==== RECORDS PROVIDED

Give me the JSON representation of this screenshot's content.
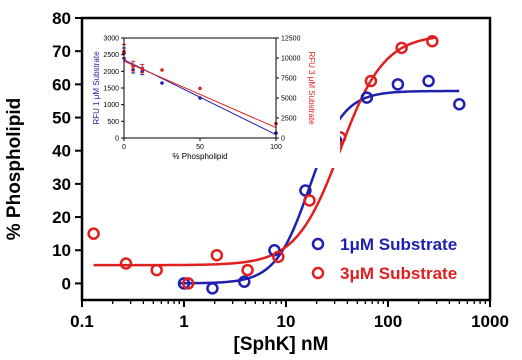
{
  "colors": {
    "blue": "#1f1fb0",
    "red": "#e01f1f",
    "axis": "#000000"
  },
  "chart_data": {
    "type": "scatter",
    "xlabel": "[SphK] nM",
    "ylabel": "% Phospholipid",
    "xscale": "log",
    "xlim": [
      0.1,
      1000
    ],
    "ylim": [
      -5,
      80
    ],
    "x_ticks": [
      0.1,
      1,
      10,
      100,
      1000
    ],
    "x_tick_labels": [
      "0.1",
      "1",
      "10",
      "100",
      "1000"
    ],
    "y_ticks": [
      0,
      10,
      20,
      30,
      40,
      50,
      60,
      70,
      80
    ],
    "y_tick_labels": [
      "0",
      "10",
      "20",
      "30",
      "40",
      "50",
      "60",
      "70",
      "80"
    ],
    "legend_position": "bottom-right",
    "series": [
      {
        "name": "1μM Substrate",
        "color": "#1f1fb0",
        "marker": "open-circle",
        "points": [
          [
            1.0,
            0
          ],
          [
            1.9,
            -1.5
          ],
          [
            3.9,
            0.5
          ],
          [
            7.7,
            10
          ],
          [
            15.5,
            28
          ],
          [
            31,
            43
          ],
          [
            62,
            56
          ],
          [
            125,
            60
          ],
          [
            250,
            61
          ],
          [
            500,
            54
          ]
        ],
        "fit": {
          "bottom": 0,
          "top": 58,
          "ec50": 17,
          "hill": 2.6
        }
      },
      {
        "name": "3μM Substrate",
        "color": "#e01f1f",
        "marker": "open-circle",
        "points": [
          [
            0.13,
            15
          ],
          [
            0.27,
            6
          ],
          [
            0.54,
            4
          ],
          [
            1.1,
            0
          ],
          [
            2.1,
            8.5
          ],
          [
            4.2,
            4
          ],
          [
            8.4,
            8
          ],
          [
            17,
            25
          ],
          [
            34,
            44
          ],
          [
            68,
            61
          ],
          [
            136,
            71
          ],
          [
            272,
            73
          ]
        ],
        "fit": {
          "bottom": 5.5,
          "top": 75,
          "ec50": 34,
          "hill": 2.0
        }
      }
    ],
    "inset": {
      "type": "scatter",
      "xlabel": "% Phospholipid",
      "ylabel_left": "RFU 1 μM Substrate",
      "ylabel_right": "RFU 3 μM Substrate",
      "xlim": [
        0,
        100
      ],
      "ylim_left": [
        0,
        3000
      ],
      "ylim_right": [
        0,
        12500
      ],
      "x_ticks": [
        0,
        50,
        100
      ],
      "x_tick_labels": [
        "0",
        "50",
        "100"
      ],
      "y_ticks_left": [
        0,
        500,
        1000,
        1500,
        2000,
        2500,
        3000
      ],
      "y_tick_labels_left": [
        "0",
        "500",
        "1000",
        "1500",
        "2000",
        "2500",
        "3000"
      ],
      "y_ticks_right": [
        0,
        2500,
        5000,
        7500,
        10000,
        12500
      ],
      "y_tick_labels_right": [
        "0",
        "2500",
        "5000",
        "7500",
        "10000",
        "12500"
      ],
      "series": [
        {
          "axis": "left",
          "color": "#1f1fb0",
          "points": [
            [
              0,
              2550
            ],
            [
              6,
              2050
            ],
            [
              12,
              2000
            ],
            [
              25,
              1650
            ],
            [
              50,
              1200
            ],
            [
              100,
              150
            ]
          ],
          "errors": [
            150,
            100,
            100,
            0,
            0,
            0
          ],
          "fit": [
            [
              0,
              2350
            ],
            [
              100,
              100
            ]
          ]
        },
        {
          "axis": "right",
          "color": "#e01f1f",
          "points": [
            [
              0,
              10800
            ],
            [
              6,
              9000
            ],
            [
              12,
              8700
            ],
            [
              25,
              8500
            ],
            [
              50,
              6200
            ],
            [
              100,
              1800
            ]
          ],
          "errors": [
            900,
            600,
            500,
            0,
            0,
            0
          ],
          "fit": [
            [
              0,
              9600
            ],
            [
              100,
              1300
            ]
          ]
        }
      ]
    }
  }
}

========

Leave out all images, then reproduce the entries above exactly.

Give me the JSON representation of this screenshot's content.
{
  "colors": {
    "blue": "#1f1fb0",
    "red": "#e01f1f",
    "axis": "#000000"
  },
  "chart_data": {
    "type": "scatter",
    "xlabel": "[SphK] nM",
    "ylabel": "% Phospholipid",
    "xscale": "log",
    "xlim": [
      0.1,
      1000
    ],
    "ylim": [
      -5,
      80
    ],
    "x_ticks": [
      0.1,
      1,
      10,
      100,
      1000
    ],
    "x_tick_labels": [
      "0.1",
      "1",
      "10",
      "100",
      "1000"
    ],
    "y_ticks": [
      0,
      10,
      20,
      30,
      40,
      50,
      60,
      70,
      80
    ],
    "y_tick_labels": [
      "0",
      "10",
      "20",
      "30",
      "40",
      "50",
      "60",
      "70",
      "80"
    ],
    "legend_position": "bottom-right",
    "series": [
      {
        "name": "1μM Substrate",
        "color": "#1f1fb0",
        "marker": "open-circle",
        "points": [
          [
            1.0,
            0
          ],
          [
            1.9,
            -1.5
          ],
          [
            3.9,
            0.5
          ],
          [
            7.7,
            10
          ],
          [
            15.5,
            28
          ],
          [
            31,
            43
          ],
          [
            62,
            56
          ],
          [
            125,
            60
          ],
          [
            250,
            61
          ],
          [
            500,
            54
          ]
        ],
        "fit": {
          "bottom": 0,
          "top": 58,
          "ec50": 17,
          "hill": 2.6
        }
      },
      {
        "name": "3μM Substrate",
        "color": "#e01f1f",
        "marker": "open-circle",
        "points": [
          [
            0.13,
            15
          ],
          [
            0.27,
            6
          ],
          [
            0.54,
            4
          ],
          [
            1.1,
            0
          ],
          [
            2.1,
            8.5
          ],
          [
            4.2,
            4
          ],
          [
            8.4,
            8
          ],
          [
            17,
            25
          ],
          [
            34,
            44
          ],
          [
            68,
            61
          ],
          [
            136,
            71
          ],
          [
            272,
            73
          ]
        ],
        "fit": {
          "bottom": 5.5,
          "top": 75,
          "ec50": 34,
          "hill": 2.0
        }
      }
    ],
    "inset": {
      "type": "scatter",
      "xlabel": "% Phospholipid",
      "ylabel_left": "RFU 1 μM Substrate",
      "ylabel_right": "RFU 3 μM Substrate",
      "xlim": [
        0,
        100
      ],
      "ylim_left": [
        0,
        3000
      ],
      "ylim_right": [
        0,
        12500
      ],
      "x_ticks": [
        0,
        50,
        100
      ],
      "x_tick_labels": [
        "0",
        "50",
        "100"
      ],
      "y_ticks_left": [
        0,
        500,
        1000,
        1500,
        2000,
        2500,
        3000
      ],
      "y_tick_labels_left": [
        "0",
        "500",
        "1000",
        "1500",
        "2000",
        "2500",
        "3000"
      ],
      "y_ticks_right": [
        0,
        2500,
        5000,
        7500,
        10000,
        12500
      ],
      "y_tick_labels_right": [
        "0",
        "2500",
        "5000",
        "7500",
        "10000",
        "12500"
      ],
      "series": [
        {
          "axis": "left",
          "color": "#1f1fb0",
          "points": [
            [
              0,
              2550
            ],
            [
              6,
              2050
            ],
            [
              12,
              2000
            ],
            [
              25,
              1650
            ],
            [
              50,
              1200
            ],
            [
              100,
              150
            ]
          ],
          "errors": [
            150,
            100,
            100,
            0,
            0,
            0
          ],
          "fit": [
            [
              0,
              2350
            ],
            [
              100,
              100
            ]
          ]
        },
        {
          "axis": "right",
          "color": "#e01f1f",
          "points": [
            [
              0,
              10800
            ],
            [
              6,
              9000
            ],
            [
              12,
              8700
            ],
            [
              25,
              8500
            ],
            [
              50,
              6200
            ],
            [
              100,
              1800
            ]
          ],
          "errors": [
            900,
            600,
            500,
            0,
            0,
            0
          ],
          "fit": [
            [
              0,
              9600
            ],
            [
              100,
              1300
            ]
          ]
        }
      ]
    }
  }
}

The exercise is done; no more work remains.